§ PROBLEM TO SOLVE: Output the data below in full, character for character.

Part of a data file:
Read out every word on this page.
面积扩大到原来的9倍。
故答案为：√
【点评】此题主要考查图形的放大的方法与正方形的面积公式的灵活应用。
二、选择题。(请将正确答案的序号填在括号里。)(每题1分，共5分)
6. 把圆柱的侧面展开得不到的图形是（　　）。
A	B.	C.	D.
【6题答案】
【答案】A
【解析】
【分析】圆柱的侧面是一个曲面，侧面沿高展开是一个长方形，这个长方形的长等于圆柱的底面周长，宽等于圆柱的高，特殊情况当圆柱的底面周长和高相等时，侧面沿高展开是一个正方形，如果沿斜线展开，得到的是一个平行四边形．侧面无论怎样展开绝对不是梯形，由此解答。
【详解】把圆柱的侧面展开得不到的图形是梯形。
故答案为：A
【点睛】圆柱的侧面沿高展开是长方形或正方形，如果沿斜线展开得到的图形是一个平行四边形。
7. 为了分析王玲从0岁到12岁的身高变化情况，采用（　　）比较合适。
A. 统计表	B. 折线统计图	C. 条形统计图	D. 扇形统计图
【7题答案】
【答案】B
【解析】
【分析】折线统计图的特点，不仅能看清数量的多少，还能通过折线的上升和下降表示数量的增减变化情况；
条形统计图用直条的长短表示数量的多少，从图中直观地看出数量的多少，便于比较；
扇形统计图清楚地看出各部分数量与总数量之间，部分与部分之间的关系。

§ REPLY TO THE EXERCISE:
Read out every word on this page.
面积扩大到原来的9倍。
故答案为：√
【点评】此题主要考查图形的放大的方法与正方形的面积公式的灵活应用。
二、选择题。(请将正确答案的序号填在括号里。)(每题1分，共5分)
6. 把圆柱的侧面展开得不到的图形是（　　）。
A	B.	C.	D.
【6题答案】
【答案】A
【解析】
【分析】圆柱的侧面是一个曲面，侧面沿高展开是一个长方形，这个长方形的长等于圆柱的底面周长，宽等于圆柱的高，特殊情况当圆柱的底面周长和高相等时，侧面沿高展开是一个正方形，如果沿斜线展开，得到的是一个平行四边形．侧面无论怎样展开绝对不是梯形，由此解答。
【详解】把圆柱的侧面展开得不到的图形是梯形。
故答案为：A
【点睛】圆柱的侧面沿高展开是长方形或正方形，如果沿斜线展开得到的图形是一个平行四边形。
7. 为了分析王玲从0岁到12岁的身高变化情况，采用（　　）比较合适。
A. 统计表	B. 折线统计图	C. 条形统计图	D. 扇形统计图
【7题答案】
【答案】B
【解析】
【分析】折线统计图的特点，不仅能看清数量的多少，还能通过折线的上升和下降表示数量的增减变化情况；
条形统计图用直条的长短表示数量的多少，从图中直观地看出数量的多少，便于比较；
扇形统计图清楚地看出各部分数量与总数量之间，部分与部分之间的关系。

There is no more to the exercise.